Given data —
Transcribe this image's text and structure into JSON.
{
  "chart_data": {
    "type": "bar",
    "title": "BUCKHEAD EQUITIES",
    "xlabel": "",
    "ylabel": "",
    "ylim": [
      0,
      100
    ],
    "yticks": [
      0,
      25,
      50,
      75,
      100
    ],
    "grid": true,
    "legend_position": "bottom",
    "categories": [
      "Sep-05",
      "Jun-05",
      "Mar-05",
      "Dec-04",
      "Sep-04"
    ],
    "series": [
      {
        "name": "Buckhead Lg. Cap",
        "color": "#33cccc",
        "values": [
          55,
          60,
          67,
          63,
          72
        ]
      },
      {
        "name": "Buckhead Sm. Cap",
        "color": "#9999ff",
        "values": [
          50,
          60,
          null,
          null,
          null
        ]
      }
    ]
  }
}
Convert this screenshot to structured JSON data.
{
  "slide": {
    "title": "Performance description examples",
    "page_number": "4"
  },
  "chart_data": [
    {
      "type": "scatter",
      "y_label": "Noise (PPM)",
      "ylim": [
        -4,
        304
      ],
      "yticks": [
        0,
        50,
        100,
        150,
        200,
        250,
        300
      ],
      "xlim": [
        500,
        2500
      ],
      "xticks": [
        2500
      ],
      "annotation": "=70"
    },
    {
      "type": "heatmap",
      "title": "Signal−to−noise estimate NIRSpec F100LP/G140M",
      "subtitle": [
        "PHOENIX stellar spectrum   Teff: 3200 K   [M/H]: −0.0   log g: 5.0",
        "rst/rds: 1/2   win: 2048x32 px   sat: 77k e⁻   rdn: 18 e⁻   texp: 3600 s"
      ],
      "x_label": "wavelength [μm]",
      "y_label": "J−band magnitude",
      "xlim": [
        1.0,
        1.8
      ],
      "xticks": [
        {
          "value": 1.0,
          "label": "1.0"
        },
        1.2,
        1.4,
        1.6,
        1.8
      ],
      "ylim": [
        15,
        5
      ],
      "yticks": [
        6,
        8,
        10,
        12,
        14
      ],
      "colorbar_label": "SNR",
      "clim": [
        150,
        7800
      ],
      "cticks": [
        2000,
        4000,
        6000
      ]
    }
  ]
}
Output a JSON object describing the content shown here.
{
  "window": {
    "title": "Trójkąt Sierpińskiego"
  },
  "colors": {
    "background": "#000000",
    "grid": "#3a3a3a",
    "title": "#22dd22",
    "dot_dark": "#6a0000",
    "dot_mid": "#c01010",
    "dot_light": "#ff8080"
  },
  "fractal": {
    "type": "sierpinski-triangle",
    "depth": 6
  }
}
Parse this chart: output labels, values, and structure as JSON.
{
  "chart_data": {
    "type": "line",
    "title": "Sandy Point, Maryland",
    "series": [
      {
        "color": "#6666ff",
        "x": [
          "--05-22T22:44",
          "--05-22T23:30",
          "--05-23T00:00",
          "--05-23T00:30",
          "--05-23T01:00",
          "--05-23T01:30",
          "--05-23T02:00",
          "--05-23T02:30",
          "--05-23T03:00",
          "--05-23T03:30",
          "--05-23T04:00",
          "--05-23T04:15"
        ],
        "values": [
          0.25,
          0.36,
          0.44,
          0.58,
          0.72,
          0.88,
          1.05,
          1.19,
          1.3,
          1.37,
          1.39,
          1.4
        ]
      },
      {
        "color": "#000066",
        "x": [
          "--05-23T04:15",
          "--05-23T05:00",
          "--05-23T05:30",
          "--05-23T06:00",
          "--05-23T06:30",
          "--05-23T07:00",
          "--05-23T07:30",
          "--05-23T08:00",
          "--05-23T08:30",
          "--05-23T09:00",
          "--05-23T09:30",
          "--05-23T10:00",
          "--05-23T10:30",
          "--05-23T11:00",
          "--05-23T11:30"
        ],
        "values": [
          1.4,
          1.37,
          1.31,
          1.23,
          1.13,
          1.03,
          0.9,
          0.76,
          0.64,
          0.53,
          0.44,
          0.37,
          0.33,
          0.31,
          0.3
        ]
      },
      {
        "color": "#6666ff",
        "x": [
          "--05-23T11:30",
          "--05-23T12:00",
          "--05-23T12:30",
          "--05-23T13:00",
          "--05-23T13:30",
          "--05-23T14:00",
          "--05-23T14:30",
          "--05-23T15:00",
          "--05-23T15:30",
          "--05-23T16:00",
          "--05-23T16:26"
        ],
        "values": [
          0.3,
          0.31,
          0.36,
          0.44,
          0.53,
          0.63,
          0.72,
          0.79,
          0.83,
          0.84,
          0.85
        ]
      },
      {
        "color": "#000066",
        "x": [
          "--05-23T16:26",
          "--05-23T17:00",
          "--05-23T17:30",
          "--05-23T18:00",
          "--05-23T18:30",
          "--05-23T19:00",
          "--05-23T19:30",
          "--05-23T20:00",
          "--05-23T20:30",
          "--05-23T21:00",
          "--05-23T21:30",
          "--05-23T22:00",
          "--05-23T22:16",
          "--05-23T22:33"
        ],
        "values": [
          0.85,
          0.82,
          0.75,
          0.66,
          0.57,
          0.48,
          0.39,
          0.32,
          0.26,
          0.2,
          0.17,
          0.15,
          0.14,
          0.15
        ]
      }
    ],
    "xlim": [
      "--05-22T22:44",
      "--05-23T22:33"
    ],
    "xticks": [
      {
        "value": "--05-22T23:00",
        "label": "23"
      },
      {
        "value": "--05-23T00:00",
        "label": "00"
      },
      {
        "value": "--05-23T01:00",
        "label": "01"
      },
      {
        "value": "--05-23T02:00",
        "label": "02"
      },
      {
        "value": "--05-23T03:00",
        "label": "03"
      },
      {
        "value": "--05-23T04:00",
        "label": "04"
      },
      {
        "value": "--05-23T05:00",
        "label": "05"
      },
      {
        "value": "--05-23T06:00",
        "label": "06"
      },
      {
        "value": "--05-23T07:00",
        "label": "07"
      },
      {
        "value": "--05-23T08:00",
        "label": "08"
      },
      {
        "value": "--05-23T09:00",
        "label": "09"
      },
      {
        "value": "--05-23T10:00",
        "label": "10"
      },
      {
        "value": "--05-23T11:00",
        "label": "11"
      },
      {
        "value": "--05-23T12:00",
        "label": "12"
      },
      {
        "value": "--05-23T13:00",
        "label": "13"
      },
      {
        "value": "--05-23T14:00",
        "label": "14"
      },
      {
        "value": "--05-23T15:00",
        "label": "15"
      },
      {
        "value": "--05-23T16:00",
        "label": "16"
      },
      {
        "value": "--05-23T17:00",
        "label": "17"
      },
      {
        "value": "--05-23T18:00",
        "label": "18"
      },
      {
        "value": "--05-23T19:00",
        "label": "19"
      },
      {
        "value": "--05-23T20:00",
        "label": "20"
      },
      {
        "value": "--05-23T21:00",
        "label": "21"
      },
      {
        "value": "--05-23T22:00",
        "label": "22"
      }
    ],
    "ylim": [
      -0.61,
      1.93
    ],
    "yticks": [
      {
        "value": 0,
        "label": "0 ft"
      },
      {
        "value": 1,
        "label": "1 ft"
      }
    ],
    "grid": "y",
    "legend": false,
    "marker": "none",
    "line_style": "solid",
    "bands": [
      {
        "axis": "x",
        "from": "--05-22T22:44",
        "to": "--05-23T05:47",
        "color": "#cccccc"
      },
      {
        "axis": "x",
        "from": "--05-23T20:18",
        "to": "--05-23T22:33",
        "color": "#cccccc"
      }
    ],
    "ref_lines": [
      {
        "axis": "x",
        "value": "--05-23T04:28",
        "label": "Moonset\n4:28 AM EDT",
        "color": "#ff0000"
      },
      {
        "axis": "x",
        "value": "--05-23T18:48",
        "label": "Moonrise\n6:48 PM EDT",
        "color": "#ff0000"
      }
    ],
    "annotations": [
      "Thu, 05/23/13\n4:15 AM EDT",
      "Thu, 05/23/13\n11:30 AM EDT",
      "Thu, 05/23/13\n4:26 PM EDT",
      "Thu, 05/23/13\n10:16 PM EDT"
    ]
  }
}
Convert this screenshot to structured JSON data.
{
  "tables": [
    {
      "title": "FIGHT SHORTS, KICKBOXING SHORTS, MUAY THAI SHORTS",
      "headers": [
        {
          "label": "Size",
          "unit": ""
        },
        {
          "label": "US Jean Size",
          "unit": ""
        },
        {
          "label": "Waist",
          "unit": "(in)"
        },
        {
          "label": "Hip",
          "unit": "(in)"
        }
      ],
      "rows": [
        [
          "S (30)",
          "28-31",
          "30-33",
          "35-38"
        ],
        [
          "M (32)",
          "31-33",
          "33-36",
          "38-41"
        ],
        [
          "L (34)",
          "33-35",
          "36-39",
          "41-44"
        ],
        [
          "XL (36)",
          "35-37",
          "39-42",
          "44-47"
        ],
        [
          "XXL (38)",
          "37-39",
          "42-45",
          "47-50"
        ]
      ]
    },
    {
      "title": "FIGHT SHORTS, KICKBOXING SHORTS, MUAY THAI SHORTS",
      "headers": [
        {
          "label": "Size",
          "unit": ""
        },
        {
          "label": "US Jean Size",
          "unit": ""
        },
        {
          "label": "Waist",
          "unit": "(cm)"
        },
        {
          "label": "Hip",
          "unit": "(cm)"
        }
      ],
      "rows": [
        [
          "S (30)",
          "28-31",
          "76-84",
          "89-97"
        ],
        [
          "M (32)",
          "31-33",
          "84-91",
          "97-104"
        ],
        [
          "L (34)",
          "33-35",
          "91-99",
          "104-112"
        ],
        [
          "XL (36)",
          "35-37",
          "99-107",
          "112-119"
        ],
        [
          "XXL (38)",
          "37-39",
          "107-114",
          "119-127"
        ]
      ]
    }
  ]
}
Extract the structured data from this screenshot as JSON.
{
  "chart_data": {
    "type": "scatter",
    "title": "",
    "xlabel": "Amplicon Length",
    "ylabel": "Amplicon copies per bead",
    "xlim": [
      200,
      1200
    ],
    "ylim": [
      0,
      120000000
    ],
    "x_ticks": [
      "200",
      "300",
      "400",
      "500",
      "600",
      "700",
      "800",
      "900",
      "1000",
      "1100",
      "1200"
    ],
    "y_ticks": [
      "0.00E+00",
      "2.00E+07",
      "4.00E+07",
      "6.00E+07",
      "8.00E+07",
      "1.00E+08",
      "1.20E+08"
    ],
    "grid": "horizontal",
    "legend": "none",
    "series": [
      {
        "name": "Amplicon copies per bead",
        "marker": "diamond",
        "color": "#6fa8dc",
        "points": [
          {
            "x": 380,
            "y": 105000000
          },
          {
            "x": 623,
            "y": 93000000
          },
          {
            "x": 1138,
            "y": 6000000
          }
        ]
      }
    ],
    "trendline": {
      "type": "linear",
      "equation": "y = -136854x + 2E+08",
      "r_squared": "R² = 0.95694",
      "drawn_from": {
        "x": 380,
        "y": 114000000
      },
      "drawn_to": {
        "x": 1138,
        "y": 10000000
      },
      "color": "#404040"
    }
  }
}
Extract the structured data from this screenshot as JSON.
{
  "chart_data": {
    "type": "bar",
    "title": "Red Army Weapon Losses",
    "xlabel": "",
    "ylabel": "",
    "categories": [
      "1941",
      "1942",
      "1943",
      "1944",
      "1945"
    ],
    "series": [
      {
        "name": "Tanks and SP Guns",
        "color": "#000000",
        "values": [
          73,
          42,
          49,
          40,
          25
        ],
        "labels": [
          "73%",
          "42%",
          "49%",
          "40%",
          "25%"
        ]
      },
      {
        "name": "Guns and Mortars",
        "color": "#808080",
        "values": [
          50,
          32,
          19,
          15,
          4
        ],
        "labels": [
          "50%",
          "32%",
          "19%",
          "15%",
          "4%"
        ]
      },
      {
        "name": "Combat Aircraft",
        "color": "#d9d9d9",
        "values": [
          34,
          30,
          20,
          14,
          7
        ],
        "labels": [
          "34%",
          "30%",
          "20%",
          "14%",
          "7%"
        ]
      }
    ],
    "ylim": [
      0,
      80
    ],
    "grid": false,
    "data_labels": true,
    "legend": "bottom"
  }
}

Goal of the exercise — Copy each line of the listing that includes "JSON".

Reply —
Transcribe this image's text and structure into JSON.
Convert this screenshot to structured JSON data.
Output a JSON object describing the content shown here.
Parse this chart: output labels, values, and structure as JSON.
Convert this screenshot to structured JSON data.
Extract the structured data from this screenshot as JSON.
Extract the structured data from this screenshot as JSON.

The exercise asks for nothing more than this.